Instructions to follow
Retype all the records with nothing changed.

# START OF Data shown

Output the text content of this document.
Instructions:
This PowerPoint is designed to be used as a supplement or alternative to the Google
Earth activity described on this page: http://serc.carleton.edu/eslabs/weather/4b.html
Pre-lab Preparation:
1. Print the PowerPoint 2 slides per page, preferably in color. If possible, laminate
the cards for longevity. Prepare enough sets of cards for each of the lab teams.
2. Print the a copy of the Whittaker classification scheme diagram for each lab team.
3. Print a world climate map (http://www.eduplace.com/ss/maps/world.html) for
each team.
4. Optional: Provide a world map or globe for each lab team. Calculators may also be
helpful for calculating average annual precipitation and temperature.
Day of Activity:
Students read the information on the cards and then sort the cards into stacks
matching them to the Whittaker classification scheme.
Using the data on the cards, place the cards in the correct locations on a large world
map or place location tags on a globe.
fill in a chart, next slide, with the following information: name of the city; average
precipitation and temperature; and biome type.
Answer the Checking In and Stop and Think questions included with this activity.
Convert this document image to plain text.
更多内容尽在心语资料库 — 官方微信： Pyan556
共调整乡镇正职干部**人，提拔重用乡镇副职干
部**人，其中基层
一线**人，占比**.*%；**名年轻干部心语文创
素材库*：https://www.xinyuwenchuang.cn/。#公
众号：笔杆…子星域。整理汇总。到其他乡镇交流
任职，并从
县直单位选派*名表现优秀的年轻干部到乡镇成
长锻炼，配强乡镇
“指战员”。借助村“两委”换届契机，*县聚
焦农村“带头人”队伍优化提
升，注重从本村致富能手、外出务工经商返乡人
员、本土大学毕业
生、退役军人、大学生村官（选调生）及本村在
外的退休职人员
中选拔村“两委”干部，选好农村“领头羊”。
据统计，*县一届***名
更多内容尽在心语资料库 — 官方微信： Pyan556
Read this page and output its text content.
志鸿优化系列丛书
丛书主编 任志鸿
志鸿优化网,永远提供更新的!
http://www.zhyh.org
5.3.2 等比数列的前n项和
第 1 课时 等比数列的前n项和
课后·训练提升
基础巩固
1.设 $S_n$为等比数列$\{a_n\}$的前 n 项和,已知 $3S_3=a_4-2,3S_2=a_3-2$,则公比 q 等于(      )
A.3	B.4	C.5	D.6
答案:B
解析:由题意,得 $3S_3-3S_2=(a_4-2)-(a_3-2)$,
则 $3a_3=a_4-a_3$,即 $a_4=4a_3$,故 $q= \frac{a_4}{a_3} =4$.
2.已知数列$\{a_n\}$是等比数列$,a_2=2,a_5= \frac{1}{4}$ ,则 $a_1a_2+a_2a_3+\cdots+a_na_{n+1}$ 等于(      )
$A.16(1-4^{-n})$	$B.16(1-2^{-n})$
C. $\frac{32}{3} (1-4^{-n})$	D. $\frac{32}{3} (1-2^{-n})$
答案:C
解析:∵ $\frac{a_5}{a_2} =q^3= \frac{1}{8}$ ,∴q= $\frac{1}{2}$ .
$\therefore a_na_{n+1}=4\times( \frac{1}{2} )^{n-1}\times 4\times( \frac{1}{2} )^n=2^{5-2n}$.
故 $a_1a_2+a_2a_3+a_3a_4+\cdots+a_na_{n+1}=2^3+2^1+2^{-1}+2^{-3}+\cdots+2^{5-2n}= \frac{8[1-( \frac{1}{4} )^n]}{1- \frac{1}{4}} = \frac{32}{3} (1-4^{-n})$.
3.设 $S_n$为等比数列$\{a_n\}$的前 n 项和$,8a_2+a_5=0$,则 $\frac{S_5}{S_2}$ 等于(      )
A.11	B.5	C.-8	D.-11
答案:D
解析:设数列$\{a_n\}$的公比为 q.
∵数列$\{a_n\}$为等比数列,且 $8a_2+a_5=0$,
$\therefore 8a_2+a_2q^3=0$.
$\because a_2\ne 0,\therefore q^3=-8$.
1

# END OF Data shown

Reply
Output the text content of this document.
Instructions:
This PowerPoint is designed to be used as a supplement or alternative to the Google
Earth activity described on this page: http://serc.carleton.edu/eslabs/weather/4b.html
Pre-lab Preparation:
1. Print the PowerPoint 2 slides per page, preferably in color. If possible, laminate
the cards for longevity. Prepare enough sets of cards for each of the lab teams.
2. Print the a copy of the Whittaker classification scheme diagram for each lab team.
3. Print a world climate map (http://www.eduplace.com/ss/maps/world.html) for
each team.
4. Optional: Provide a world map or globe for each lab team. Calculators may also be
helpful for calculating average annual precipitation and temperature.
Day of Activity:
Students read the information on the cards and then sort the cards into stacks
matching them to the Whittaker classification scheme.
Using the data on the cards, place the cards in the correct locations on a large world
map or place location tags on a globe.
fill in a chart, next slide, with the following information: name of the city; average
precipitation and temperature; and biome type.
Answer the Checking In and Stop and Think questions included with this activity.
Convert this document image to plain text.
更多内容尽在心语资料库 — 官方微信： Pyan556
共调整乡镇正职干部**人，提拔重用乡镇副职干
部**人，其中基层
一线**人，占比**.*%；**名年轻干部心语文创
素材库*：https://www.xinyuwenchuang.cn/。#公
众号：笔杆…子星域。整理汇总。到其他乡镇交流
任职，并从
县直单位选派*名表现优秀的年轻干部到乡镇成
长锻炼，配强乡镇
“指战员”。借助村“两委”换届契机，*县聚
焦农村“带头人”队伍优化提
升，注重从本村致富能手、外出务工经商返乡人
员、本土大学毕业
生、退役军人、大学生村官（选调生）及本村在
外的退休职人员
中选拔村“两委”干部，选好农村“领头羊”。
据统计，*县一届***名
更多内容尽在心语资料库 — 官方微信： Pyan556
Read this page and output its text content.
志鸿优化系列丛书
丛书主编 任志鸿
志鸿优化网,永远提供更新的!
http://www.zhyh.org
5.3.2 等比数列的前n项和
第 1 课时 等比数列的前n项和
课后·训练提升
基础巩固
1.设 $S_n$为等比数列$\{a_n\}$的前 n 项和,已知 $3S_3=a_4-2,3S_2=a_3-2$,则公比 q 等于(      )
A.3	B.4	C.5	D.6
答案:B
解析:由题意,得 $3S_3-3S_2=(a_4-2)-(a_3-2)$,
则 $3a_3=a_4-a_3$,即 $a_4=4a_3$,故 $q= \frac{a_4}{a_3} =4$.
2.已知数列$\{a_n\}$是等比数列$,a_2=2,a_5= \frac{1}{4}$ ,则 $a_1a_2+a_2a_3+\cdots+a_na_{n+1}$ 等于(      )
$A.16(1-4^{-n})$	$B.16(1-2^{-n})$
C. $\frac{32}{3} (1-4^{-n})$	D. $\frac{32}{3} (1-2^{-n})$
答案:C
解析:∵ $\frac{a_5}{a_2} =q^3= \frac{1}{8}$ ,∴q= $\frac{1}{2}$ .
$\therefore a_na_{n+1}=4\times( \frac{1}{2} )^{n-1}\times 4\times( \frac{1}{2} )^n=2^{5-2n}$.
故 $a_1a_2+a_2a_3+a_3a_4+\cdots+a_na_{n+1}=2^3+2^1+2^{-1}+2^{-3}+\cdots+2^{5-2n}= \frac{8[1-( \frac{1}{4} )^n]}{1- \frac{1}{4}} = \frac{32}{3} (1-4^{-n})$.
3.设 $S_n$为等比数列$\{a_n\}$的前 n 项和$,8a_2+a_5=0$,则 $\frac{S_5}{S_2}$ 等于(      )
A.11	B.5	C.-8	D.-11
答案:D
解析:设数列$\{a_n\}$的公比为 q.
∵数列$\{a_n\}$为等比数列,且 $8a_2+a_5=0$,
$\therefore 8a_2+a_2q^3=0$.
$\because a_2\ne 0,\therefore q^3=-8$.
1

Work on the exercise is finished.